**Work required:** In the rows below, repeat everything from the line containing "List each element" down to the line containing "corp-id-label: 企业ID xyxy=(448,423,531,454)", both lines included. Leave the pictures out of your answer.

**Supplied records:**

********************

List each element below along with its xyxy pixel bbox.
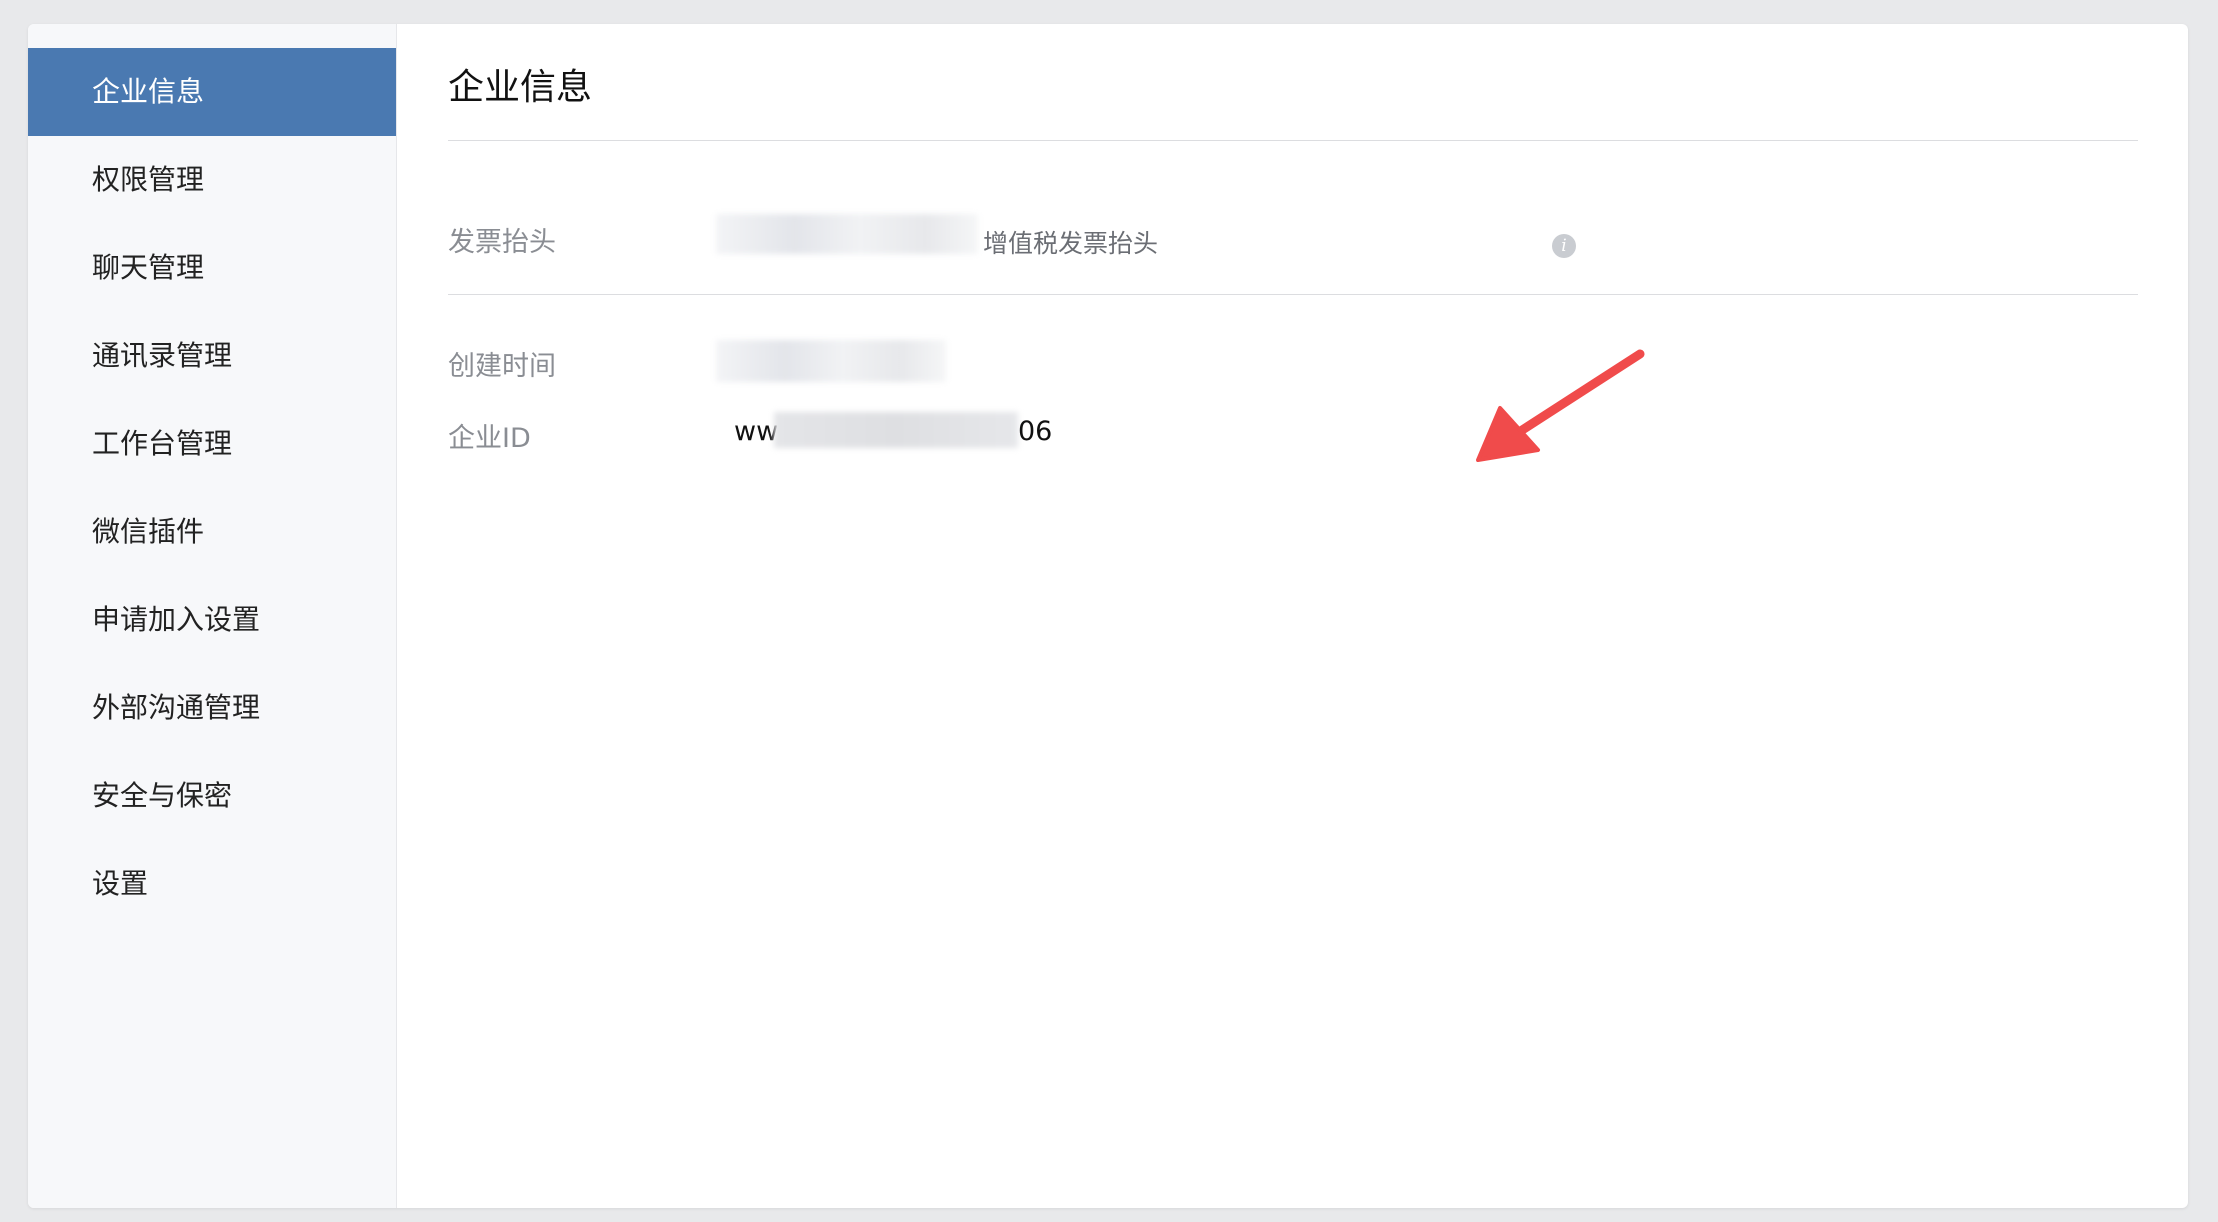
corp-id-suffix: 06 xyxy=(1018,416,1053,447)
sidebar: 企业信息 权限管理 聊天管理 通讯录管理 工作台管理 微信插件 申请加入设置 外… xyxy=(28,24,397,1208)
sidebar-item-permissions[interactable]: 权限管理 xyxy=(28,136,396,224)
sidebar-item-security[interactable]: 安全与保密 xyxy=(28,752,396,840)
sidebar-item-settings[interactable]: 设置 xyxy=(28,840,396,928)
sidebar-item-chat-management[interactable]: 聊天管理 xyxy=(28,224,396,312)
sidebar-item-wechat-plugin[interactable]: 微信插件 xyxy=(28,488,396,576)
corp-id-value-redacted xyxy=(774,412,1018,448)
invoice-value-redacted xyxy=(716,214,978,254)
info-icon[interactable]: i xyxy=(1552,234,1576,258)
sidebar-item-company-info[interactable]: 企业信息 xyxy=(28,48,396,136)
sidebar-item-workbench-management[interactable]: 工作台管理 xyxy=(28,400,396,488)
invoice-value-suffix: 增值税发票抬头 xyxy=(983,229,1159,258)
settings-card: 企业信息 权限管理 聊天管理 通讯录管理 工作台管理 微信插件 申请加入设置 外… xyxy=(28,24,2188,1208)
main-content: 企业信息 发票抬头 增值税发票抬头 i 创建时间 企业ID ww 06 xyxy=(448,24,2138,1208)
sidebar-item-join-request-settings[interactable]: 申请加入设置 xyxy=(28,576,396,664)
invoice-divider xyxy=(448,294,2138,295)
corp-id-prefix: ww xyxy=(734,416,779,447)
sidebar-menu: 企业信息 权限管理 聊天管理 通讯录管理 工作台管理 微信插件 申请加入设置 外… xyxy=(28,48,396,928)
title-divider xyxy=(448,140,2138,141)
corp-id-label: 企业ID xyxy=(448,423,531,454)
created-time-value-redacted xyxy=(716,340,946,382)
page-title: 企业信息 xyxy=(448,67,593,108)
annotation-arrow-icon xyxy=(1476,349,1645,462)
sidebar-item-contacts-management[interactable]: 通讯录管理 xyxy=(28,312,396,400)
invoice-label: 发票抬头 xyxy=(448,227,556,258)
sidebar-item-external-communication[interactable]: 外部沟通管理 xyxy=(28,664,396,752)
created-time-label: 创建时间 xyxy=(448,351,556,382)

********************

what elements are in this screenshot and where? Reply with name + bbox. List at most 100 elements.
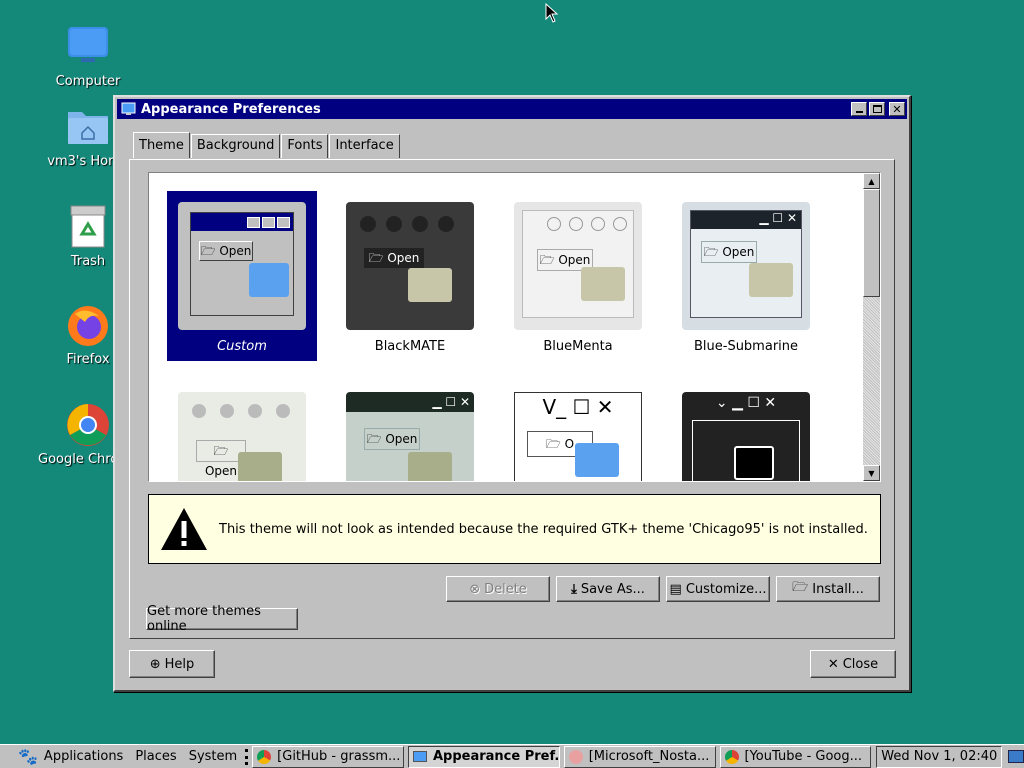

********************

**The solution:**
List each element below along with its xyxy pixel bbox.
corp-id-suffix: 06 xyxy=(1018,416,1053,447)
sidebar: 企业信息 权限管理 聊天管理 通讯录管理 工作台管理 微信插件 申请加入设置 外… xyxy=(28,24,397,1208)
sidebar-item-permissions[interactable]: 权限管理 xyxy=(28,136,396,224)
sidebar-item-security[interactable]: 安全与保密 xyxy=(28,752,396,840)
sidebar-item-settings[interactable]: 设置 xyxy=(28,840,396,928)
sidebar-item-chat-management[interactable]: 聊天管理 xyxy=(28,224,396,312)
sidebar-item-wechat-plugin[interactable]: 微信插件 xyxy=(28,488,396,576)
corp-id-value-redacted xyxy=(774,412,1018,448)
invoice-value-redacted xyxy=(716,214,978,254)
info-icon[interactable]: i xyxy=(1552,234,1576,258)
sidebar-item-company-info[interactable]: 企业信息 xyxy=(28,48,396,136)
sidebar-item-workbench-management[interactable]: 工作台管理 xyxy=(28,400,396,488)
invoice-value-suffix: 增值税发票抬头 xyxy=(983,229,1159,258)
settings-card: 企业信息 权限管理 聊天管理 通讯录管理 工作台管理 微信插件 申请加入设置 外… xyxy=(28,24,2188,1208)
main-content: 企业信息 发票抬头 增值税发票抬头 i 创建时间 企业ID ww 06 xyxy=(448,24,2138,1208)
sidebar-item-join-request-settings[interactable]: 申请加入设置 xyxy=(28,576,396,664)
invoice-divider xyxy=(448,294,2138,295)
corp-id-prefix: ww xyxy=(734,416,779,447)
sidebar-menu: 企业信息 权限管理 聊天管理 通讯录管理 工作台管理 微信插件 申请加入设置 外… xyxy=(28,48,396,928)
title-divider xyxy=(448,140,2138,141)
corp-id-label: 企业ID xyxy=(448,423,531,454)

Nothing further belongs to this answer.